## Listed records:
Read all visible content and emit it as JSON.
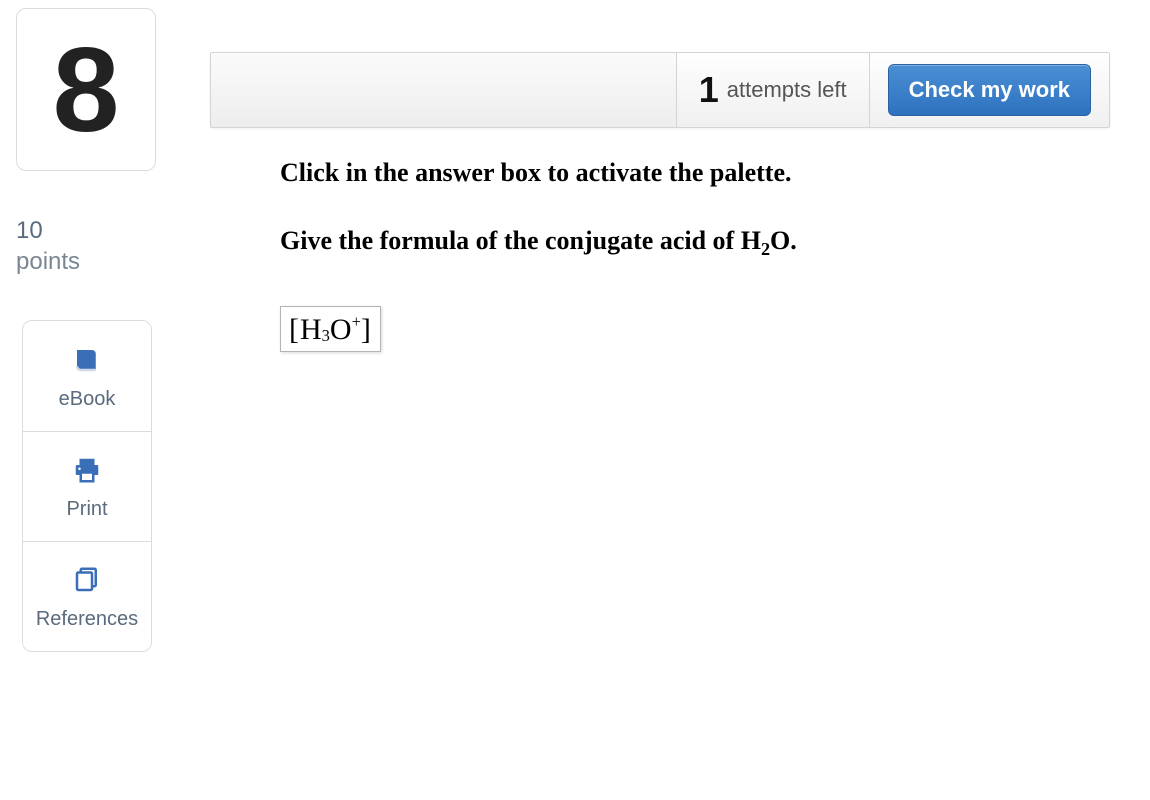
{
  "question": {
    "number": "8",
    "points_value": "10",
    "points_label": "points"
  },
  "tools": {
    "ebook_label": "eBook",
    "print_label": "Print",
    "references_label": "References"
  },
  "topbar": {
    "attempts_count": "1",
    "attempts_label": "attempts left",
    "check_label": "Check my work"
  },
  "body": {
    "instruction": "Click in the answer box to activate the palette.",
    "prompt_pre": "Give the formula of the conjugate acid of H",
    "prompt_sub": "2",
    "prompt_post": "O."
  },
  "answer": {
    "open": "[",
    "base1": "H",
    "sub": "3",
    "base2": "O",
    "sup": "+",
    "close": "]"
  }
}
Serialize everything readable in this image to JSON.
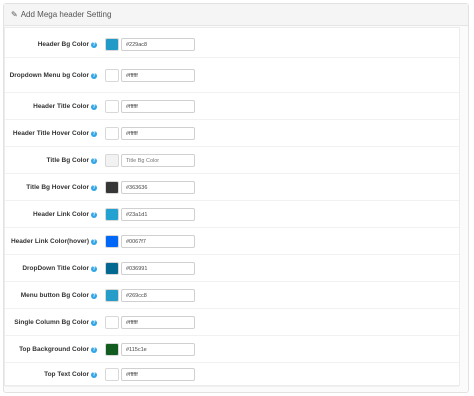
{
  "panel": {
    "title": "Add Mega header Setting"
  },
  "rows": [
    {
      "label": "Header Bg Color",
      "value": "#229ac8",
      "placeholder": "",
      "swatch": "#229ac8"
    },
    {
      "label": "Dropdown Menu bg Color",
      "value": "#ffffff",
      "placeholder": "",
      "swatch": "#ffffff"
    },
    {
      "label": "Header Title Color",
      "value": "#ffffff",
      "placeholder": "",
      "swatch": "#ffffff"
    },
    {
      "label": "Header Title Hover Color",
      "value": "#ffffff",
      "placeholder": "",
      "swatch": "#ffffff"
    },
    {
      "label": "Title Bg Color",
      "value": "",
      "placeholder": "Title Bg Color",
      "swatch": "#f2f2f2"
    },
    {
      "label": "Title Bg Hover Color",
      "value": "#363636",
      "placeholder": "",
      "swatch": "#363636"
    },
    {
      "label": "Header Link Color",
      "value": "#23a1d1",
      "placeholder": "",
      "swatch": "#23a1d1"
    },
    {
      "label": "Header Link Color(hover)",
      "value": "#0067f7",
      "placeholder": "",
      "swatch": "#0067f7"
    },
    {
      "label": "DropDown Title Color",
      "value": "#036991",
      "placeholder": "",
      "swatch": "#036991"
    },
    {
      "label": "Menu button Bg Color",
      "value": "#269cc8",
      "placeholder": "",
      "swatch": "#269cc8"
    },
    {
      "label": "Single Column Bg Color",
      "value": "#ffffff",
      "placeholder": "",
      "swatch": "#ffffff"
    },
    {
      "label": "Top Background Color",
      "value": "#115c1e",
      "placeholder": "",
      "swatch": "#115c1e"
    },
    {
      "label": "Top Text Color",
      "value": "#ffffff",
      "placeholder": "",
      "swatch": "#ffffff"
    }
  ]
}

## Exercise prompt:
Transcribe the material exactly, keeping every word and none of the pictures.

## Answer:
Read all visible content and emit it as JSON.
{
  "question": {
    "number": "8",
    "points_value": "10",
    "points_label": "points"
  },
  "tools": {
    "ebook_label": "eBook",
    "print_label": "Print",
    "references_label": "References"
  },
  "topbar": {
    "attempts_count": "1",
    "attempts_label": "attempts left",
    "check_label": "Check my work"
  },
  "body": {
    "instruction": "Click in the answer box to activate the palette.",
    "prompt_pre": "Give the formula of the conjugate acid of H",
    "prompt_sub": "2",
    "prompt_post": "O."
  },
  "answer": {
    "open": "[",
    "base1": "H",
    "sub": "3",
    "base2": "O",
    "sup": "+",
    "close": "]"
  }
}
Serialize everything readable in this image to JSON.
{
  "panel": {
    "title": "Add Mega header Setting"
  },
  "rows": [
    {
      "label": "Header Bg Color",
      "value": "#229ac8",
      "placeholder": "",
      "swatch": "#229ac8"
    },
    {
      "label": "Dropdown Menu bg Color",
      "value": "#ffffff",
      "placeholder": "",
      "swatch": "#ffffff"
    },
    {
      "label": "Header Title Color",
      "value": "#ffffff",
      "placeholder": "",
      "swatch": "#ffffff"
    },
    {
      "label": "Header Title Hover Color",
      "value": "#ffffff",
      "placeholder": "",
      "swatch": "#ffffff"
    },
    {
      "label": "Title Bg Color",
      "value": "",
      "placeholder": "Title Bg Color",
      "swatch": "#f2f2f2"
    },
    {
      "label": "Title Bg Hover Color",
      "value": "#363636",
      "placeholder": "",
      "swatch": "#363636"
    },
    {
      "label": "Header Link Color",
      "value": "#23a1d1",
      "placeholder": "",
      "swatch": "#23a1d1"
    },
    {
      "label": "Header Link Color(hover)",
      "value": "#0067f7",
      "placeholder": "",
      "swatch": "#0067f7"
    },
    {
      "label": "DropDown Title Color",
      "value": "#036991",
      "placeholder": "",
      "swatch": "#036991"
    },
    {
      "label": "Menu button Bg Color",
      "value": "#269cc8",
      "placeholder": "",
      "swatch": "#269cc8"
    },
    {
      "label": "Single Column Bg Color",
      "value": "#ffffff",
      "placeholder": "",
      "swatch": "#ffffff"
    },
    {
      "label": "Top Background Color",
      "value": "#115c1e",
      "placeholder": "",
      "swatch": "#115c1e"
    },
    {
      "label": "Top Text Color",
      "value": "#ffffff",
      "placeholder": "",
      "swatch": "#ffffff"
    }
  ]
}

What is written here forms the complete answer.